> [Exercise data]
--------------------

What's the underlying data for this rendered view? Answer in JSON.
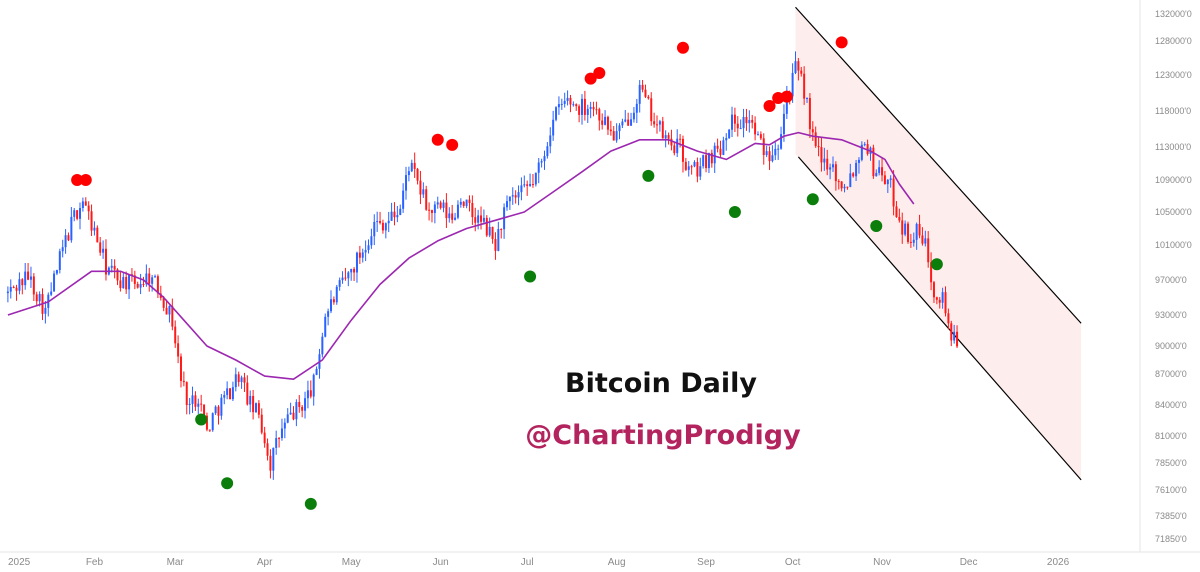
{
  "chart_data": {
    "type": "candlestick",
    "title": "Bitcoin Daily",
    "subtitle": "@ChartingProdigy",
    "y_ticks": [
      "132000'0",
      "128000'0",
      "123000'0",
      "118000'0",
      "113000'0",
      "109000'0",
      "105000'0",
      "101000'0",
      "97000'0",
      "93000'0",
      "90000'0",
      "87000'0",
      "84000'0",
      "81000'0",
      "78500'0",
      "76100'0",
      "73850'0",
      "71850'0"
    ],
    "x_ticks": [
      "2025",
      "Feb",
      "Mar",
      "Apr",
      "May",
      "Jun",
      "Jul",
      "Aug",
      "Sep",
      "Oct",
      "Nov",
      "Dec",
      "2026"
    ],
    "grid": false,
    "colors": {
      "up": "#2962ff",
      "down": "#ff1a1a",
      "moving_average": "#9c27b0",
      "top_marker": "#ff0000",
      "bottom_marker": "#0a7d0a",
      "channel_line": "#000000",
      "channel_fill": "#fdeaea",
      "subtitle": "#b3245f"
    },
    "price_path": [
      [
        1,
        95500
      ],
      [
        8,
        97500
      ],
      [
        14,
        93500
      ],
      [
        20,
        100500
      ],
      [
        24,
        104500
      ],
      [
        27,
        106500
      ],
      [
        31,
        102500
      ],
      [
        35,
        98500
      ],
      [
        40,
        97000
      ],
      [
        45,
        96500
      ],
      [
        50,
        97500
      ],
      [
        54,
        95500
      ],
      [
        58,
        92500
      ],
      [
        61,
        86500
      ],
      [
        64,
        84000
      ],
      [
        67,
        85000
      ],
      [
        70,
        81500
      ],
      [
        73,
        83500
      ],
      [
        77,
        85000
      ],
      [
        81,
        87000
      ],
      [
        85,
        84000
      ],
      [
        88,
        83000
      ],
      [
        92,
        78500
      ],
      [
        95,
        81000
      ],
      [
        99,
        83000
      ],
      [
        103,
        84000
      ],
      [
        107,
        86000
      ],
      [
        111,
        93000
      ],
      [
        115,
        95500
      ],
      [
        119,
        97500
      ],
      [
        124,
        100500
      ],
      [
        128,
        103500
      ],
      [
        133,
        104000
      ],
      [
        137,
        105500
      ],
      [
        140,
        111000
      ],
      [
        143,
        108500
      ],
      [
        147,
        105000
      ],
      [
        151,
        105500
      ],
      [
        155,
        104000
      ],
      [
        158,
        107000
      ],
      [
        162,
        104500
      ],
      [
        166,
        103500
      ],
      [
        170,
        101000
      ],
      [
        173,
        105000
      ],
      [
        176,
        106500
      ],
      [
        180,
        107500
      ],
      [
        183,
        108800
      ],
      [
        186,
        111000
      ],
      [
        189,
        115500
      ],
      [
        192,
        118500
      ],
      [
        195,
        119500
      ],
      [
        199,
        118500
      ],
      [
        203,
        119000
      ],
      [
        207,
        117000
      ],
      [
        211,
        114500
      ],
      [
        214,
        115500
      ],
      [
        217,
        118000
      ],
      [
        220,
        121000
      ],
      [
        223,
        118500
      ],
      [
        226,
        116000
      ],
      [
        230,
        113500
      ],
      [
        234,
        113000
      ],
      [
        237,
        110000
      ],
      [
        241,
        110500
      ],
      [
        244,
        112000
      ],
      [
        248,
        113000
      ],
      [
        251,
        116500
      ],
      [
        255,
        116500
      ],
      [
        258,
        117000
      ],
      [
        261,
        114000
      ],
      [
        264,
        112000
      ],
      [
        268,
        114000
      ],
      [
        271,
        120000
      ],
      [
        274,
        123800
      ],
      [
        277,
        121000
      ],
      [
        280,
        114000
      ],
      [
        283,
        111000
      ],
      [
        286,
        111500
      ],
      [
        289,
        108500
      ],
      [
        292,
        109000
      ],
      [
        295,
        111000
      ],
      [
        298,
        114500
      ],
      [
        301,
        110500
      ],
      [
        304,
        110000
      ],
      [
        307,
        108000
      ],
      [
        310,
        104000
      ],
      [
        313,
        102000
      ],
      [
        316,
        102500
      ],
      [
        319,
        101000
      ],
      [
        322,
        96000
      ],
      [
        325,
        95000
      ],
      [
        328,
        91000
      ],
      [
        330,
        89800
      ]
    ],
    "moving_average": [
      [
        1,
        93000
      ],
      [
        15,
        94500
      ],
      [
        30,
        98000
      ],
      [
        40,
        98000
      ],
      [
        48,
        97000
      ],
      [
        55,
        95000
      ],
      [
        62,
        92500
      ],
      [
        70,
        90000
      ],
      [
        80,
        88500
      ],
      [
        90,
        86800
      ],
      [
        100,
        86500
      ],
      [
        110,
        88500
      ],
      [
        120,
        92500
      ],
      [
        130,
        96500
      ],
      [
        140,
        99500
      ],
      [
        150,
        101500
      ],
      [
        160,
        103000
      ],
      [
        170,
        104000
      ],
      [
        180,
        105000
      ],
      [
        190,
        107500
      ],
      [
        200,
        110000
      ],
      [
        210,
        112500
      ],
      [
        220,
        114000
      ],
      [
        230,
        114000
      ],
      [
        240,
        112500
      ],
      [
        250,
        111500
      ],
      [
        260,
        113500
      ],
      [
        265,
        113300
      ],
      [
        270,
        114500
      ],
      [
        275,
        115000
      ],
      [
        280,
        114500
      ],
      [
        290,
        114000
      ],
      [
        300,
        112500
      ],
      [
        305,
        111500
      ],
      [
        310,
        108500
      ],
      [
        315,
        106000
      ]
    ],
    "top_markers": [
      {
        "day": 25,
        "value": 109000
      },
      {
        "day": 28,
        "value": 109000
      },
      {
        "day": 150,
        "value": 114000
      },
      {
        "day": 155,
        "value": 113300
      },
      {
        "day": 203,
        "value": 122500
      },
      {
        "day": 206,
        "value": 123300
      },
      {
        "day": 235,
        "value": 127000
      },
      {
        "day": 265,
        "value": 118700
      },
      {
        "day": 268,
        "value": 119800
      },
      {
        "day": 271,
        "value": 120000
      },
      {
        "day": 290,
        "value": 127800
      }
    ],
    "bottom_markers": [
      {
        "day": 68,
        "value": 82600
      },
      {
        "day": 77,
        "value": 76700
      },
      {
        "day": 106,
        "value": 74900
      },
      {
        "day": 182,
        "value": 97400
      },
      {
        "day": 223,
        "value": 109500
      },
      {
        "day": 253,
        "value": 105000
      },
      {
        "day": 280,
        "value": 106600
      },
      {
        "day": 302,
        "value": 103300
      },
      {
        "day": 323,
        "value": 98800
      }
    ],
    "channel": {
      "upper": [
        {
          "day": 274,
          "value": 133000
        },
        {
          "day": 373,
          "value": 92200
        }
      ],
      "lower": [
        {
          "day": 275,
          "value": 111800
        },
        {
          "day": 373,
          "value": 77000
        }
      ],
      "shade_from_day": 274,
      "shade_to_day": 373
    }
  }
}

--------------------

> [What to work on] Every line of the data above should be quoted exactly. Omit the pictures.

> [Correct output]
What's the underlying data for this rendered view? Answer in JSON.
{
  "chart_data": {
    "type": "candlestick",
    "title": "Bitcoin Daily",
    "subtitle": "@ChartingProdigy",
    "y_ticks": [
      "132000'0",
      "128000'0",
      "123000'0",
      "118000'0",
      "113000'0",
      "109000'0",
      "105000'0",
      "101000'0",
      "97000'0",
      "93000'0",
      "90000'0",
      "87000'0",
      "84000'0",
      "81000'0",
      "78500'0",
      "76100'0",
      "73850'0",
      "71850'0"
    ],
    "x_ticks": [
      "2025",
      "Feb",
      "Mar",
      "Apr",
      "May",
      "Jun",
      "Jul",
      "Aug",
      "Sep",
      "Oct",
      "Nov",
      "Dec",
      "2026"
    ],
    "grid": false,
    "colors": {
      "up": "#2962ff",
      "down": "#ff1a1a",
      "moving_average": "#9c27b0",
      "top_marker": "#ff0000",
      "bottom_marker": "#0a7d0a",
      "channel_line": "#000000",
      "channel_fill": "#fdeaea",
      "subtitle": "#b3245f"
    },
    "price_path": [
      [
        1,
        95500
      ],
      [
        8,
        97500
      ],
      [
        14,
        93500
      ],
      [
        20,
        100500
      ],
      [
        24,
        104500
      ],
      [
        27,
        106500
      ],
      [
        31,
        102500
      ],
      [
        35,
        98500
      ],
      [
        40,
        97000
      ],
      [
        45,
        96500
      ],
      [
        50,
        97500
      ],
      [
        54,
        95500
      ],
      [
        58,
        92500
      ],
      [
        61,
        86500
      ],
      [
        64,
        84000
      ],
      [
        67,
        85000
      ],
      [
        70,
        81500
      ],
      [
        73,
        83500
      ],
      [
        77,
        85000
      ],
      [
        81,
        87000
      ],
      [
        85,
        84000
      ],
      [
        88,
        83000
      ],
      [
        92,
        78500
      ],
      [
        95,
        81000
      ],
      [
        99,
        83000
      ],
      [
        103,
        84000
      ],
      [
        107,
        86000
      ],
      [
        111,
        93000
      ],
      [
        115,
        95500
      ],
      [
        119,
        97500
      ],
      [
        124,
        100500
      ],
      [
        128,
        103500
      ],
      [
        133,
        104000
      ],
      [
        137,
        105500
      ],
      [
        140,
        111000
      ],
      [
        143,
        108500
      ],
      [
        147,
        105000
      ],
      [
        151,
        105500
      ],
      [
        155,
        104000
      ],
      [
        158,
        107000
      ],
      [
        162,
        104500
      ],
      [
        166,
        103500
      ],
      [
        170,
        101000
      ],
      [
        173,
        105000
      ],
      [
        176,
        106500
      ],
      [
        180,
        107500
      ],
      [
        183,
        108800
      ],
      [
        186,
        111000
      ],
      [
        189,
        115500
      ],
      [
        192,
        118500
      ],
      [
        195,
        119500
      ],
      [
        199,
        118500
      ],
      [
        203,
        119000
      ],
      [
        207,
        117000
      ],
      [
        211,
        114500
      ],
      [
        214,
        115500
      ],
      [
        217,
        118000
      ],
      [
        220,
        121000
      ],
      [
        223,
        118500
      ],
      [
        226,
        116000
      ],
      [
        230,
        113500
      ],
      [
        234,
        113000
      ],
      [
        237,
        110000
      ],
      [
        241,
        110500
      ],
      [
        244,
        112000
      ],
      [
        248,
        113000
      ],
      [
        251,
        116500
      ],
      [
        255,
        116500
      ],
      [
        258,
        117000
      ],
      [
        261,
        114000
      ],
      [
        264,
        112000
      ],
      [
        268,
        114000
      ],
      [
        271,
        120000
      ],
      [
        274,
        123800
      ],
      [
        277,
        121000
      ],
      [
        280,
        114000
      ],
      [
        283,
        111000
      ],
      [
        286,
        111500
      ],
      [
        289,
        108500
      ],
      [
        292,
        109000
      ],
      [
        295,
        111000
      ],
      [
        298,
        114500
      ],
      [
        301,
        110500
      ],
      [
        304,
        110000
      ],
      [
        307,
        108000
      ],
      [
        310,
        104000
      ],
      [
        313,
        102000
      ],
      [
        316,
        102500
      ],
      [
        319,
        101000
      ],
      [
        322,
        96000
      ],
      [
        325,
        95000
      ],
      [
        328,
        91000
      ],
      [
        330,
        89800
      ]
    ],
    "moving_average": [
      [
        1,
        93000
      ],
      [
        15,
        94500
      ],
      [
        30,
        98000
      ],
      [
        40,
        98000
      ],
      [
        48,
        97000
      ],
      [
        55,
        95000
      ],
      [
        62,
        92500
      ],
      [
        70,
        90000
      ],
      [
        80,
        88500
      ],
      [
        90,
        86800
      ],
      [
        100,
        86500
      ],
      [
        110,
        88500
      ],
      [
        120,
        92500
      ],
      [
        130,
        96500
      ],
      [
        140,
        99500
      ],
      [
        150,
        101500
      ],
      [
        160,
        103000
      ],
      [
        170,
        104000
      ],
      [
        180,
        105000
      ],
      [
        190,
        107500
      ],
      [
        200,
        110000
      ],
      [
        210,
        112500
      ],
      [
        220,
        114000
      ],
      [
        230,
        114000
      ],
      [
        240,
        112500
      ],
      [
        250,
        111500
      ],
      [
        260,
        113500
      ],
      [
        265,
        113300
      ],
      [
        270,
        114500
      ],
      [
        275,
        115000
      ],
      [
        280,
        114500
      ],
      [
        290,
        114000
      ],
      [
        300,
        112500
      ],
      [
        305,
        111500
      ],
      [
        310,
        108500
      ],
      [
        315,
        106000
      ]
    ],
    "top_markers": [
      {
        "day": 25,
        "value": 109000
      },
      {
        "day": 28,
        "value": 109000
      },
      {
        "day": 150,
        "value": 114000
      },
      {
        "day": 155,
        "value": 113300
      },
      {
        "day": 203,
        "value": 122500
      },
      {
        "day": 206,
        "value": 123300
      },
      {
        "day": 235,
        "value": 127000
      },
      {
        "day": 265,
        "value": 118700
      },
      {
        "day": 268,
        "value": 119800
      },
      {
        "day": 271,
        "value": 120000
      },
      {
        "day": 290,
        "value": 127800
      }
    ],
    "bottom_markers": [
      {
        "day": 68,
        "value": 82600
      },
      {
        "day": 77,
        "value": 76700
      },
      {
        "day": 106,
        "value": 74900
      },
      {
        "day": 182,
        "value": 97400
      },
      {
        "day": 223,
        "value": 109500
      },
      {
        "day": 253,
        "value": 105000
      },
      {
        "day": 280,
        "value": 106600
      },
      {
        "day": 302,
        "value": 103300
      },
      {
        "day": 323,
        "value": 98800
      }
    ],
    "channel": {
      "upper": [
        {
          "day": 274,
          "value": 133000
        },
        {
          "day": 373,
          "value": 92200
        }
      ],
      "lower": [
        {
          "day": 275,
          "value": 111800
        },
        {
          "day": 373,
          "value": 77000
        }
      ],
      "shade_from_day": 274,
      "shade_to_day": 373
    }
  }
}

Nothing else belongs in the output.